Check every line below for the word "Delete" and copy the ones that have it.

* Rows:
==================================================
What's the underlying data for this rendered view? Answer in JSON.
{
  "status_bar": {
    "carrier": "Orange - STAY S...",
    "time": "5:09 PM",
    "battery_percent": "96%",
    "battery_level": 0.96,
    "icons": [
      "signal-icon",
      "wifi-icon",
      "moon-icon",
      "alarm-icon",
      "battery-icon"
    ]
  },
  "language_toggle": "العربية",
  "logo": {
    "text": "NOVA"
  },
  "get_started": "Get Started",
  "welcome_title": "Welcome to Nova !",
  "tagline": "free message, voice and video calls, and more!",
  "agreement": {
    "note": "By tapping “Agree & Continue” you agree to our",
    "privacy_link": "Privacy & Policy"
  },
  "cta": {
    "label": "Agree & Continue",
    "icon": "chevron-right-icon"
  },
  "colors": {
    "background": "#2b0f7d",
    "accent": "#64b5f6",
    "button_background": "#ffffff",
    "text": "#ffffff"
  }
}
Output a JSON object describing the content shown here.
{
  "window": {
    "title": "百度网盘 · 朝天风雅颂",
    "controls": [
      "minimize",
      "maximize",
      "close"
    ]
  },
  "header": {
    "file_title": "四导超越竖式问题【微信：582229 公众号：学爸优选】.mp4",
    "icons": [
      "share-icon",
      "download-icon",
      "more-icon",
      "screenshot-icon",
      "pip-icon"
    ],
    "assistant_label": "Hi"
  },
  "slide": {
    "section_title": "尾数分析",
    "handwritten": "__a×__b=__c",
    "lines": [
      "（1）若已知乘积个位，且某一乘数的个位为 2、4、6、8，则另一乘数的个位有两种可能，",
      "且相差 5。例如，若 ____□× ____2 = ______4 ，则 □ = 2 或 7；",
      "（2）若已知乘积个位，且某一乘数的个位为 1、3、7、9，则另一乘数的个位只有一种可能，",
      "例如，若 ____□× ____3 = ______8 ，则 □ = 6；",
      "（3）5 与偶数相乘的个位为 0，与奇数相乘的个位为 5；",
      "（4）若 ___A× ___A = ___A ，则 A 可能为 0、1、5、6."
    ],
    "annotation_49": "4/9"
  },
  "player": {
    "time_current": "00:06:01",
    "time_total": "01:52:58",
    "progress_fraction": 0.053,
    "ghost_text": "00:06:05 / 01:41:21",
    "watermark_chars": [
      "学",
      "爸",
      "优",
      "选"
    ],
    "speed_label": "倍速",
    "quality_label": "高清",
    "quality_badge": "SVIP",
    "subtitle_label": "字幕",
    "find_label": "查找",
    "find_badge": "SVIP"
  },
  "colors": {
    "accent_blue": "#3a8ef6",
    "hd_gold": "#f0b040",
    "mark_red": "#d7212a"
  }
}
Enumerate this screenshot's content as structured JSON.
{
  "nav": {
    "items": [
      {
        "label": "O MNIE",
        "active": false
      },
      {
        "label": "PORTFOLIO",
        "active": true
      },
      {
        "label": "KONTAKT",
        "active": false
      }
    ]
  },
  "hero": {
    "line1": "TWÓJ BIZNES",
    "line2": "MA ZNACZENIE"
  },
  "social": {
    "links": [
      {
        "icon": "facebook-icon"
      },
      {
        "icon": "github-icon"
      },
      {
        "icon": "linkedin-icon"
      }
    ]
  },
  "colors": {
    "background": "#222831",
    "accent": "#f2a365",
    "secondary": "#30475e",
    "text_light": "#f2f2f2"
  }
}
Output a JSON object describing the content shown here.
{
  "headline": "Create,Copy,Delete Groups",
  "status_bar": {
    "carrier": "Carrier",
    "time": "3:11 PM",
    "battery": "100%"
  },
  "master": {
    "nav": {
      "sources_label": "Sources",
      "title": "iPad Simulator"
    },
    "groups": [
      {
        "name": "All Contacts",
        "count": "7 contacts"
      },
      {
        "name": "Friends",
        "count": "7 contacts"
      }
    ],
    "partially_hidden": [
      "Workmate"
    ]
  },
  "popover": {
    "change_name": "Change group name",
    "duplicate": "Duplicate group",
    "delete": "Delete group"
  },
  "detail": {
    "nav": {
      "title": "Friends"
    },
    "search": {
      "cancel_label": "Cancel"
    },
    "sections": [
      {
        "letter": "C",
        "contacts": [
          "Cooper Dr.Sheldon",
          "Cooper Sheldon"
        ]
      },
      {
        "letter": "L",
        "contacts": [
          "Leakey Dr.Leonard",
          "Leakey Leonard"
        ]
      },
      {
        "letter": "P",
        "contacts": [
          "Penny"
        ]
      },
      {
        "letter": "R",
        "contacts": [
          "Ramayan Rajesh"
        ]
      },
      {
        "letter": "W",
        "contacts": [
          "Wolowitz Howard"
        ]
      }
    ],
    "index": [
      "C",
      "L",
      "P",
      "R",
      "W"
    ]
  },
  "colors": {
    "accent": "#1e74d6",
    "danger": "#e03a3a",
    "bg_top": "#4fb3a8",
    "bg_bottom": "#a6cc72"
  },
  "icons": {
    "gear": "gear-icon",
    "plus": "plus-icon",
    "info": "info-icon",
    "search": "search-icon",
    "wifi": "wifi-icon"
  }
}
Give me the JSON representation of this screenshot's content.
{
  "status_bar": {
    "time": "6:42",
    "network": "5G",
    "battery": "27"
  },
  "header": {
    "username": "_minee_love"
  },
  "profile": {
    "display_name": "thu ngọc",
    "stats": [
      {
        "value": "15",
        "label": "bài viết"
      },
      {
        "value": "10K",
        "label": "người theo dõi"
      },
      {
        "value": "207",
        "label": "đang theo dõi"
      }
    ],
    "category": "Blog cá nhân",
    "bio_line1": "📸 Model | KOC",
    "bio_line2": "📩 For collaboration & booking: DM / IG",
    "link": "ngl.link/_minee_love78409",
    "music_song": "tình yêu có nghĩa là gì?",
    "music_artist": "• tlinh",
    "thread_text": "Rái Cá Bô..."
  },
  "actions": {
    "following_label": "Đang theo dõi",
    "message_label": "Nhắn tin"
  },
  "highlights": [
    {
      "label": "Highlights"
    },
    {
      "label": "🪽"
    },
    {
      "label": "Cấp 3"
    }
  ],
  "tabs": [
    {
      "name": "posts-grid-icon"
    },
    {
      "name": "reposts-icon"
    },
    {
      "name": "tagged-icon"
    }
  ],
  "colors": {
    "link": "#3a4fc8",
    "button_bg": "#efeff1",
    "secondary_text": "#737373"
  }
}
==================================================
* Correct response:
  "headline": "Create,Copy,Delete Groups",
    "delete": "Delete group"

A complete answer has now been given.